┏━━
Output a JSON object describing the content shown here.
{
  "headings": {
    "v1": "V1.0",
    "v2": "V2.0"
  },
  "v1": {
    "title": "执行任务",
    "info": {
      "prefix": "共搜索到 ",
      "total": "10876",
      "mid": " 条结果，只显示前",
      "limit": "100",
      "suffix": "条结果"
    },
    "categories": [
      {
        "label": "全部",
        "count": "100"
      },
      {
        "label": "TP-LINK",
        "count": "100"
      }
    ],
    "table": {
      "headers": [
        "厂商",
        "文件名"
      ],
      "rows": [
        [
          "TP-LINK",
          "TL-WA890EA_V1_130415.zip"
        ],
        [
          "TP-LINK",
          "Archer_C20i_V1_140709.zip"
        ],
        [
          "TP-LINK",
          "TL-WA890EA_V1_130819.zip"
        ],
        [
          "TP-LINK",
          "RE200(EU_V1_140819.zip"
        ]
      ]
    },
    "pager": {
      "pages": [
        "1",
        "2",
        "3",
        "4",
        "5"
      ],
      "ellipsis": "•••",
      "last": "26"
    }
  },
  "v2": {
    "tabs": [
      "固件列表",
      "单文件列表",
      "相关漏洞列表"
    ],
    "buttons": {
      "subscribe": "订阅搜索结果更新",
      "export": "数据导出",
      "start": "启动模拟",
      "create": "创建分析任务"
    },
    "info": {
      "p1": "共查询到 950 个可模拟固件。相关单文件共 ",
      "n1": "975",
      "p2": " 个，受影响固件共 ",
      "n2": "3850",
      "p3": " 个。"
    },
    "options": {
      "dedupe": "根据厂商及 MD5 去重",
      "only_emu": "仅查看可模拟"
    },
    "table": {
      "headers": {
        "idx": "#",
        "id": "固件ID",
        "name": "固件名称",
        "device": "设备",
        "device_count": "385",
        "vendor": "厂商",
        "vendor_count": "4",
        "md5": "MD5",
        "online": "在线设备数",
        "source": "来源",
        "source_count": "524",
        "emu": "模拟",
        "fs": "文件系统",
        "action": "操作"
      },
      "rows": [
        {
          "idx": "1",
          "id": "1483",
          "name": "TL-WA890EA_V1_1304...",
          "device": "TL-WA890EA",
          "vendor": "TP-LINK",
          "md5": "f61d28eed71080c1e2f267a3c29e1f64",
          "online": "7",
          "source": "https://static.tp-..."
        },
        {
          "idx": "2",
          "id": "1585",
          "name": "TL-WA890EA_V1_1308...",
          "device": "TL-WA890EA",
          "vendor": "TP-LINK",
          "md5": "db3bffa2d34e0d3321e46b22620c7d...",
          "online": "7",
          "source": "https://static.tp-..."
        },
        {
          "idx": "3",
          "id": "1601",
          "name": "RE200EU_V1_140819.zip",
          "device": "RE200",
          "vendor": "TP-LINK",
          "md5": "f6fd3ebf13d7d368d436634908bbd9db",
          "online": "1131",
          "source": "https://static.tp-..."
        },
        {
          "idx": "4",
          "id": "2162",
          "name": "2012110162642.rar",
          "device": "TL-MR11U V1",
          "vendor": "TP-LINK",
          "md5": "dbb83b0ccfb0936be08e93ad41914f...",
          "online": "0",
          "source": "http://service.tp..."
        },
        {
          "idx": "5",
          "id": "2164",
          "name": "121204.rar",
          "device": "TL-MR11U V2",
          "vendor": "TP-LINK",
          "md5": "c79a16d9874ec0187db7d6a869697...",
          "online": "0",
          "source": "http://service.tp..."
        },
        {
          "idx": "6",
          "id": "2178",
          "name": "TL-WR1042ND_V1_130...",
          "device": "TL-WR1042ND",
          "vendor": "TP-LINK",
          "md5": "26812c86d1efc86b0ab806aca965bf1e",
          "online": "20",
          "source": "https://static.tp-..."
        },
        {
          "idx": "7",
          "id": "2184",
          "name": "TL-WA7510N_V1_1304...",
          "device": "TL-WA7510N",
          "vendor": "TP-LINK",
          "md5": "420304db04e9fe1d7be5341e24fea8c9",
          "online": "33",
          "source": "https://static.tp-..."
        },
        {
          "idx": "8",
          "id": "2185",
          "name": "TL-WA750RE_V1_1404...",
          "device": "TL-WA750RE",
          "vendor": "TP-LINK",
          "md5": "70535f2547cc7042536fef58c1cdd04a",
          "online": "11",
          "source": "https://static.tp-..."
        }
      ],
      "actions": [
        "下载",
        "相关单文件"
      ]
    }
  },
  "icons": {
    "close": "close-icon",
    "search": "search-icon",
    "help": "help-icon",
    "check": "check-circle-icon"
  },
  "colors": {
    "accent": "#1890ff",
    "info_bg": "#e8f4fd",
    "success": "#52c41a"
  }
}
┗━━
┏━━
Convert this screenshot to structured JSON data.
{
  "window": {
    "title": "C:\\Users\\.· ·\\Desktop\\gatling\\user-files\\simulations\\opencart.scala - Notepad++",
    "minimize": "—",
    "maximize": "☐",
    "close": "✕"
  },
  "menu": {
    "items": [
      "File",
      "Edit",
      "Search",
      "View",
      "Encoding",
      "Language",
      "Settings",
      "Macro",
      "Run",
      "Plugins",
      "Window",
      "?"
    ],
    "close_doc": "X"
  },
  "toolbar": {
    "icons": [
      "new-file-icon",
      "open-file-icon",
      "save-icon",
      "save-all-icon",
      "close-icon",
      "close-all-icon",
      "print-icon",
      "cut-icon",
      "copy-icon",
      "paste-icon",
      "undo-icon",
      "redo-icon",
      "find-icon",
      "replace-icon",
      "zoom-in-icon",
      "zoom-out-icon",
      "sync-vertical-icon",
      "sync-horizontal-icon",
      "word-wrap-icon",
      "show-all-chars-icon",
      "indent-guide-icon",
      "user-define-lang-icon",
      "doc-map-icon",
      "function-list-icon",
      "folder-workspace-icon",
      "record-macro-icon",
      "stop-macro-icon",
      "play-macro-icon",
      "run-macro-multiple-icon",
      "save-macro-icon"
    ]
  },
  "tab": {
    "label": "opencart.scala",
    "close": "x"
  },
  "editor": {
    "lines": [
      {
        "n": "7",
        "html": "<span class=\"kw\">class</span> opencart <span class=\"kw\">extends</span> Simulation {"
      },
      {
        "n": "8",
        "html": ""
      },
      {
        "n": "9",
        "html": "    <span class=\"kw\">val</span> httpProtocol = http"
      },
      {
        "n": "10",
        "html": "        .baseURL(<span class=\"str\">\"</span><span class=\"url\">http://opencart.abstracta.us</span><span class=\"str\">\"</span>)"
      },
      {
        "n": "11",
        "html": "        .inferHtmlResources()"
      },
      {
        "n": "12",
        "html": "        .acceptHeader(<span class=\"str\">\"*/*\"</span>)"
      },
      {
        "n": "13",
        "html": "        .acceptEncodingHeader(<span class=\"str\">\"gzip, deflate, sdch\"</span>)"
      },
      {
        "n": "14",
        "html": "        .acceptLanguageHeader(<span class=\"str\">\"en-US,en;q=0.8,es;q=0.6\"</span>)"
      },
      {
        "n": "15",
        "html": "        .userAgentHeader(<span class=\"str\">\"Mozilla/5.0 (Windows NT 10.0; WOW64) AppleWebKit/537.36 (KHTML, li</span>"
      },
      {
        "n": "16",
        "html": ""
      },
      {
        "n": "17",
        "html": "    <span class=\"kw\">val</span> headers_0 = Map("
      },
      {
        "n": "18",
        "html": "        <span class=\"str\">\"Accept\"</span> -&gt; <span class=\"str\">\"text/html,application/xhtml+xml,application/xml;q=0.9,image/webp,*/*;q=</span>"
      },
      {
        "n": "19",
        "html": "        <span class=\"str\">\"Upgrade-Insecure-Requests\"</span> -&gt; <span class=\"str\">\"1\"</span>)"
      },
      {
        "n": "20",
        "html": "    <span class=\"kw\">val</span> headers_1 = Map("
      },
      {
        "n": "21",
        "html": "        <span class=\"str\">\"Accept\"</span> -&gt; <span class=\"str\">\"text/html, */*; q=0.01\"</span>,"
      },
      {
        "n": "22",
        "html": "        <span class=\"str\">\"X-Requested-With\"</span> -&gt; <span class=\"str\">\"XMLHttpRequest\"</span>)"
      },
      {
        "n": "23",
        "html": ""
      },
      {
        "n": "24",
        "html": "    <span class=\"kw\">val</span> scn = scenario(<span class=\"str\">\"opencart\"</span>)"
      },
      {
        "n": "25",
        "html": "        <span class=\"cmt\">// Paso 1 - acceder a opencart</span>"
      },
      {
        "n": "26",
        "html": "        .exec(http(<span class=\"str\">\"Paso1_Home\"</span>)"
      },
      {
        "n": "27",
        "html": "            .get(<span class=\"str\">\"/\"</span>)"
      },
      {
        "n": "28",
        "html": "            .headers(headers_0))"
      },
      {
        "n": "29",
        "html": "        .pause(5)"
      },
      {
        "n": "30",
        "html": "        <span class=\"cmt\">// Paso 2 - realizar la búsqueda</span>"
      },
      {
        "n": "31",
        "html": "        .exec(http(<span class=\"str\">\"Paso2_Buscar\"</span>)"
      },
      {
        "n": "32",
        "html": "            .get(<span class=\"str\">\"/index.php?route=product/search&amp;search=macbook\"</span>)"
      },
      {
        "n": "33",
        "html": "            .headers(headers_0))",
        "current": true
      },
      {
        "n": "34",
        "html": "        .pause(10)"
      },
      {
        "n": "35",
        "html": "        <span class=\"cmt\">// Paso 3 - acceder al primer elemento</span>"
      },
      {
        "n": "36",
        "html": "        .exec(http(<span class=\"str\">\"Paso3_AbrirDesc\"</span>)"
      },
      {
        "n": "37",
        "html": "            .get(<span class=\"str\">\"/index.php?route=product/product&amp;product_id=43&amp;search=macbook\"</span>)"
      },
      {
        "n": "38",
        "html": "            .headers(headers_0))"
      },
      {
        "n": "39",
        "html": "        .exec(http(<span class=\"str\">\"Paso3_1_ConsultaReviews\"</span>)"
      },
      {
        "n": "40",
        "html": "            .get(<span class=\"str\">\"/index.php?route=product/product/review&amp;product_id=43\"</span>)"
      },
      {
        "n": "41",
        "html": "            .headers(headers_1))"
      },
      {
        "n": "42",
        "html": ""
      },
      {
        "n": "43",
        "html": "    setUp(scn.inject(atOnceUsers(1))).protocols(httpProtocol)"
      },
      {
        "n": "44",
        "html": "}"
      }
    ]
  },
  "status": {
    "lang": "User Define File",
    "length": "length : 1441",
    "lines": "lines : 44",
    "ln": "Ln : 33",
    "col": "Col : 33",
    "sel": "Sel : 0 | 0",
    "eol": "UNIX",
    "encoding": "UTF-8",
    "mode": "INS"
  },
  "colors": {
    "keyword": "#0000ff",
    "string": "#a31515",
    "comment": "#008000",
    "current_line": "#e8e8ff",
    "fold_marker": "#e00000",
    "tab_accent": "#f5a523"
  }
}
┗━━
Do this: From the entries above, pull out each line that includes "JSON".

Correct answer:
Output a JSON object describing the content shown here.
Convert this screenshot to structured JSON data.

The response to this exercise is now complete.